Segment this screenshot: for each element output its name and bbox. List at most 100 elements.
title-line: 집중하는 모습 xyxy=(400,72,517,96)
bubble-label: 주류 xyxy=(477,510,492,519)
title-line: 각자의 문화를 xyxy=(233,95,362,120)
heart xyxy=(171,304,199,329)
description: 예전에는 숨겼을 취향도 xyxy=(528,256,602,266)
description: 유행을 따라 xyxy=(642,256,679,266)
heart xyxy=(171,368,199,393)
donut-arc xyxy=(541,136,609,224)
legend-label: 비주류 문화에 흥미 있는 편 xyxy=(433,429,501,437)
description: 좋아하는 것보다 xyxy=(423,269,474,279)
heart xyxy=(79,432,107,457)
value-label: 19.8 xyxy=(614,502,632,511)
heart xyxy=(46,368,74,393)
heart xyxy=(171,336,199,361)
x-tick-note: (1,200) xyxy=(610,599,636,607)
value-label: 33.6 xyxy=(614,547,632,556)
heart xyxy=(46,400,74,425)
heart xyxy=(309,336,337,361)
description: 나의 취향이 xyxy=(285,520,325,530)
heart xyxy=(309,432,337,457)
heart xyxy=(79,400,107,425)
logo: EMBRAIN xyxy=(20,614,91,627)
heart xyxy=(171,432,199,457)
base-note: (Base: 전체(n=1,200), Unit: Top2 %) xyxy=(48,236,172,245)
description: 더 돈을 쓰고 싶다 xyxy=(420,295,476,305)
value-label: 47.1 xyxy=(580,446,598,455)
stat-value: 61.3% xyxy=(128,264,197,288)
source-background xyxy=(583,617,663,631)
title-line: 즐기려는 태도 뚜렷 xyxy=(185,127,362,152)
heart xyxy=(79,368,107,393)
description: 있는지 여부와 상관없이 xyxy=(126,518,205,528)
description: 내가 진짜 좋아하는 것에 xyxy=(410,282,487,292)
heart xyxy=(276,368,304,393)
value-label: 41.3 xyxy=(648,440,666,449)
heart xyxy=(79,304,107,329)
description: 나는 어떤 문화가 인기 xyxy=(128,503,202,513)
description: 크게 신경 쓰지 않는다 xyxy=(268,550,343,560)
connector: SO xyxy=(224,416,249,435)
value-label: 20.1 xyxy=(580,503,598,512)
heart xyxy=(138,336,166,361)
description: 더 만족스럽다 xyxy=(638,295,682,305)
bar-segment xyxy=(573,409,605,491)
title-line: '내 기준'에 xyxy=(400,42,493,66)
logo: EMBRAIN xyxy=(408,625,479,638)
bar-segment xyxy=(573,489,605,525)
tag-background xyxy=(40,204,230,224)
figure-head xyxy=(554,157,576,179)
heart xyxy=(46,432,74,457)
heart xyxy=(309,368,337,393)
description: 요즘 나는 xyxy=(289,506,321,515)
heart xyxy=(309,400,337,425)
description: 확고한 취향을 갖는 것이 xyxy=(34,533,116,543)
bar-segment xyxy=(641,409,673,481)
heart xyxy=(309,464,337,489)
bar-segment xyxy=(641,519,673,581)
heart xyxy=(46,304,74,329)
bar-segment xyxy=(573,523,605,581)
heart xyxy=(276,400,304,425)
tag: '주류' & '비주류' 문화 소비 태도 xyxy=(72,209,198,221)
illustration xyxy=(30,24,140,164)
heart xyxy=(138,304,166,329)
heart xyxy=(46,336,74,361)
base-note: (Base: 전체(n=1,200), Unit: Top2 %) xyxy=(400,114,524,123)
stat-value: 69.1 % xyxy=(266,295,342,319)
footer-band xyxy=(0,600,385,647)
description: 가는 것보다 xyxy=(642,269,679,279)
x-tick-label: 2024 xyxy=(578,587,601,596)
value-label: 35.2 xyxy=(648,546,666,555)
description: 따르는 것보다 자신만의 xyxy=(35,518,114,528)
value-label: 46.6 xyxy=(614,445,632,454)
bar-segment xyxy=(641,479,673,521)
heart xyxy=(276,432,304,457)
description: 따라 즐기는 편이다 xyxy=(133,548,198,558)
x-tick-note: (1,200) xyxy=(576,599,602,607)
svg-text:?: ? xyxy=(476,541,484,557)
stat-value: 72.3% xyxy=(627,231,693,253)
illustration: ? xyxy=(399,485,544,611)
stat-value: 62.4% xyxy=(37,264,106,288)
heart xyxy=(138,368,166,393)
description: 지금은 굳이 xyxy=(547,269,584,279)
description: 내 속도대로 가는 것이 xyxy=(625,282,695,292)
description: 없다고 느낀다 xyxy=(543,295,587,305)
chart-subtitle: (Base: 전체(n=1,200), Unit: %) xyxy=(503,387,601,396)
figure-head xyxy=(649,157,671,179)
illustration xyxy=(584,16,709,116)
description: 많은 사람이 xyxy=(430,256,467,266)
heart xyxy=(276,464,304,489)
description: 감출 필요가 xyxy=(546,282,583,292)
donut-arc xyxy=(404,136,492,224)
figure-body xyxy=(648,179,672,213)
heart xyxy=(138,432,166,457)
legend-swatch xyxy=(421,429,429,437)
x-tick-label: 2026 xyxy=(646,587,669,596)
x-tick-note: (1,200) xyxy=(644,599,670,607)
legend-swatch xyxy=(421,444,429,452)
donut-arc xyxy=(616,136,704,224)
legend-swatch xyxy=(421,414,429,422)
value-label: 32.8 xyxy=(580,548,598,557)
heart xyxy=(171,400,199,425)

_Stated problem_
Go through the material from its first line to the line that has "heart xyxy=(171,368,199,393)", inclusive, and switch "title-line" to "heading-line". Give back only those lines, with nothing else changed.

_The result_
Segment this screenshot: for each element output its name and bbox. List at most 100 elements.
heading-line: 집중하는 모습 xyxy=(400,72,517,96)
bubble-label: 주류 xyxy=(477,510,492,519)
heading-line: 각자의 문화를 xyxy=(233,95,362,120)
heart xyxy=(171,304,199,329)
description: 예전에는 숨겼을 취향도 xyxy=(528,256,602,266)
description: 유행을 따라 xyxy=(642,256,679,266)
heart xyxy=(171,368,199,393)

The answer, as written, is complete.